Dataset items

# # # # # # #

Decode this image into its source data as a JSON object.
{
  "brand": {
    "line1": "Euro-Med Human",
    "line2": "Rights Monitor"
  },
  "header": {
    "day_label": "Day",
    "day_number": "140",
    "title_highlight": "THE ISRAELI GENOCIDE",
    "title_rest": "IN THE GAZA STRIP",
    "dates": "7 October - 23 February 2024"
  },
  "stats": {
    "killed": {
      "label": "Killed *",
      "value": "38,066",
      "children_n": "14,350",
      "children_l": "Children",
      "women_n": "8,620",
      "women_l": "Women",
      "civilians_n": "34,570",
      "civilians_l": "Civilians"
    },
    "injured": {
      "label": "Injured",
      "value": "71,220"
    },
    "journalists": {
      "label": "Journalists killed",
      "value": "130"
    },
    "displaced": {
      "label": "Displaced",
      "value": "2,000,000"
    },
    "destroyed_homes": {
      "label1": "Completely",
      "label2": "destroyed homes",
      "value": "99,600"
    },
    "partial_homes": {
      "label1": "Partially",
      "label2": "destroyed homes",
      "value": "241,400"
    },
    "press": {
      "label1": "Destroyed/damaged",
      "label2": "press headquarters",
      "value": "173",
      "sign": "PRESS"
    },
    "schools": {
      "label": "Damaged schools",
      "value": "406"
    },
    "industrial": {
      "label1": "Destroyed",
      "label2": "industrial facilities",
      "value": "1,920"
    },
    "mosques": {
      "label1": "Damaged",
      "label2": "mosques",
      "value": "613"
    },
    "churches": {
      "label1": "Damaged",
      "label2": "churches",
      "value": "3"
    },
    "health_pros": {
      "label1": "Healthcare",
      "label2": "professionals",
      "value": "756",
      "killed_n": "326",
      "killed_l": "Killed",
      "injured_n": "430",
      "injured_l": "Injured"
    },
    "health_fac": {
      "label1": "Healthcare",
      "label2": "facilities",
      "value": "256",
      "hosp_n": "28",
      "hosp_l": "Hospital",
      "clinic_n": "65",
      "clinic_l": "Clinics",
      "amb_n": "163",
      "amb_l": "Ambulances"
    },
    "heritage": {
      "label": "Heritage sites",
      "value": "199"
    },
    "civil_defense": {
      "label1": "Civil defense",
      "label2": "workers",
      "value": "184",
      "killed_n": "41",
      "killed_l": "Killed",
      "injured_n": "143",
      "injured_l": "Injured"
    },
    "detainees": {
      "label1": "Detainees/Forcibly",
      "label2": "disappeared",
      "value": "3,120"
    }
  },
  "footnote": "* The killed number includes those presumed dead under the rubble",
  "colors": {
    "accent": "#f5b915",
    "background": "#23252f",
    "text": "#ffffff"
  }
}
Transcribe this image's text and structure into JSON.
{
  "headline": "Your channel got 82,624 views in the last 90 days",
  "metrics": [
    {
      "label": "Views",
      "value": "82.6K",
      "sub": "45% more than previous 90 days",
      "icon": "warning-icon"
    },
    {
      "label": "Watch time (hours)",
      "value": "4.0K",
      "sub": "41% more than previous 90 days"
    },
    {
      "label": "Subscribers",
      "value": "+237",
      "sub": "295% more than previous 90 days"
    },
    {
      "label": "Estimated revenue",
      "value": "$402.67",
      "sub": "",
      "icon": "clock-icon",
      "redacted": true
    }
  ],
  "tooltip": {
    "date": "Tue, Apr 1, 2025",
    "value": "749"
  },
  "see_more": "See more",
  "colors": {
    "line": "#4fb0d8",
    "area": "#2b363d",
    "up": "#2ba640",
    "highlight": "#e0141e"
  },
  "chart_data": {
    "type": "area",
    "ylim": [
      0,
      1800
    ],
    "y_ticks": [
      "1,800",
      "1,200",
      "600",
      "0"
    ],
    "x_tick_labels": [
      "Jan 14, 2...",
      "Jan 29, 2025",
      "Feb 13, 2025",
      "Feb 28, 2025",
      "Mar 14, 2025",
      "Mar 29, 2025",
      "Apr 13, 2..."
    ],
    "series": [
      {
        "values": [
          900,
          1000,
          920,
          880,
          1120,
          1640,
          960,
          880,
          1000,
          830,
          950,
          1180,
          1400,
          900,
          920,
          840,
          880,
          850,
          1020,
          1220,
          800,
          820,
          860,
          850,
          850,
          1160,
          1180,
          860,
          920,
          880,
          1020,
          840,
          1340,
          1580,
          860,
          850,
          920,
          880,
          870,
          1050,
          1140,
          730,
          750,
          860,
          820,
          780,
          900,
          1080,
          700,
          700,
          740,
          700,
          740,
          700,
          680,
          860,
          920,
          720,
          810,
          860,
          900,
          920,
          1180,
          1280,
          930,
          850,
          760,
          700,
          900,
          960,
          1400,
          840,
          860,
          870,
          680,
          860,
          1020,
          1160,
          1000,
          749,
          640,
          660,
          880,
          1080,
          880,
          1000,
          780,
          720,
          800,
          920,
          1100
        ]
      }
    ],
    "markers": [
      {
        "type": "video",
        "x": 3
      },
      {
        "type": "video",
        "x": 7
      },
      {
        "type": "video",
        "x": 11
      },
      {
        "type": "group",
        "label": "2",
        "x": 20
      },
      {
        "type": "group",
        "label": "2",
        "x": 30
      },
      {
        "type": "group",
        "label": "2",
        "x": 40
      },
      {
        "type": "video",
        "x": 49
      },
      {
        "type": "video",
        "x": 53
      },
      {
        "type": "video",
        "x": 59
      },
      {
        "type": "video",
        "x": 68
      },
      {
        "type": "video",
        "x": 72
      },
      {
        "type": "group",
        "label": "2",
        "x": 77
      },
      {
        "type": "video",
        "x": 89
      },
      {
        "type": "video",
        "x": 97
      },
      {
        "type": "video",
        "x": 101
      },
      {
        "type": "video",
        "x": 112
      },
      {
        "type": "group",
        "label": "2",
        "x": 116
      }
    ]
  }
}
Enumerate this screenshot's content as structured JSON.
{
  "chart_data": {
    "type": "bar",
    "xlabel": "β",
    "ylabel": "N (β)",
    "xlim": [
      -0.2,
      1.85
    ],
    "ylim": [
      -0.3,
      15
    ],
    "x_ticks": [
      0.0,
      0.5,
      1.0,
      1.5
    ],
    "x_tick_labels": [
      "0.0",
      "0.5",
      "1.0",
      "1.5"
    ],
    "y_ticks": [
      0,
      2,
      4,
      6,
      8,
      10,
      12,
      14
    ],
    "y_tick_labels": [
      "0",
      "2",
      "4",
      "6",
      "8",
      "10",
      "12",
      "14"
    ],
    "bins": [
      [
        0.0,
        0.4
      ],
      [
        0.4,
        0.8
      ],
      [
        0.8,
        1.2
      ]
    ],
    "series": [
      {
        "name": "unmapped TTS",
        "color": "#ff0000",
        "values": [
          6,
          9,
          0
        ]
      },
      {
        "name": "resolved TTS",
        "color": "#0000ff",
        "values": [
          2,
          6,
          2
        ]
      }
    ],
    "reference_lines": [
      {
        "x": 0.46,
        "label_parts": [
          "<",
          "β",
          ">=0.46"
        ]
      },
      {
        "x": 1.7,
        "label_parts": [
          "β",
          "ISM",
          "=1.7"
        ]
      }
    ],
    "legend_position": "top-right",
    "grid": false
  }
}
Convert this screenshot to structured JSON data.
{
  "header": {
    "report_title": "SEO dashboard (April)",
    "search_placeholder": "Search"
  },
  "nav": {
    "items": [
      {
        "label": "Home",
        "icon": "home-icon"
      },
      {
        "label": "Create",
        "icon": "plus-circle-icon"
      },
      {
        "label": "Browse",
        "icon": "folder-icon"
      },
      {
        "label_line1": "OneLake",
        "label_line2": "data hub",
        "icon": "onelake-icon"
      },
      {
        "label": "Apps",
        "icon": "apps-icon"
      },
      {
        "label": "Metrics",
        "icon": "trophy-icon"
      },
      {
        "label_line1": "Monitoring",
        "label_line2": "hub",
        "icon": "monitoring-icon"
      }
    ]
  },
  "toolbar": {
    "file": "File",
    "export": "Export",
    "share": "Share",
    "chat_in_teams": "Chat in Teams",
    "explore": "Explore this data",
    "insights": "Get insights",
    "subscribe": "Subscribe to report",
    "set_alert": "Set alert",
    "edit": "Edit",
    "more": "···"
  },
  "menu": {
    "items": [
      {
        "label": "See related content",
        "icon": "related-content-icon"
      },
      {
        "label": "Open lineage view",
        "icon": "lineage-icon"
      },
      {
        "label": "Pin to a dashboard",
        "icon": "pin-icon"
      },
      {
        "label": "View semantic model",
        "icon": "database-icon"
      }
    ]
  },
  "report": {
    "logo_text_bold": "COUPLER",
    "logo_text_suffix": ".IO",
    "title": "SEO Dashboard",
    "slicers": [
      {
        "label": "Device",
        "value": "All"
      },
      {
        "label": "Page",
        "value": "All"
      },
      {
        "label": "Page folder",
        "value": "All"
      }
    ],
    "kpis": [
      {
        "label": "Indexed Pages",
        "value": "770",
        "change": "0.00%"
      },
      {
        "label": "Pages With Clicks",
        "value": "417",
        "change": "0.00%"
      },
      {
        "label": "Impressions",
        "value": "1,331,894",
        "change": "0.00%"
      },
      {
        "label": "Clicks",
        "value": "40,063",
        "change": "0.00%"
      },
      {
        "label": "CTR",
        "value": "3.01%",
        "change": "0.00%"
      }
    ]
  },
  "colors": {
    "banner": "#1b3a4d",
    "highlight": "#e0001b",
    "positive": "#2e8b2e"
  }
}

# # # # # # #

[Problem to work on]
Within the data above, count the lines that contain the string "industrial"; the reply is the number alone.

[Answer]
2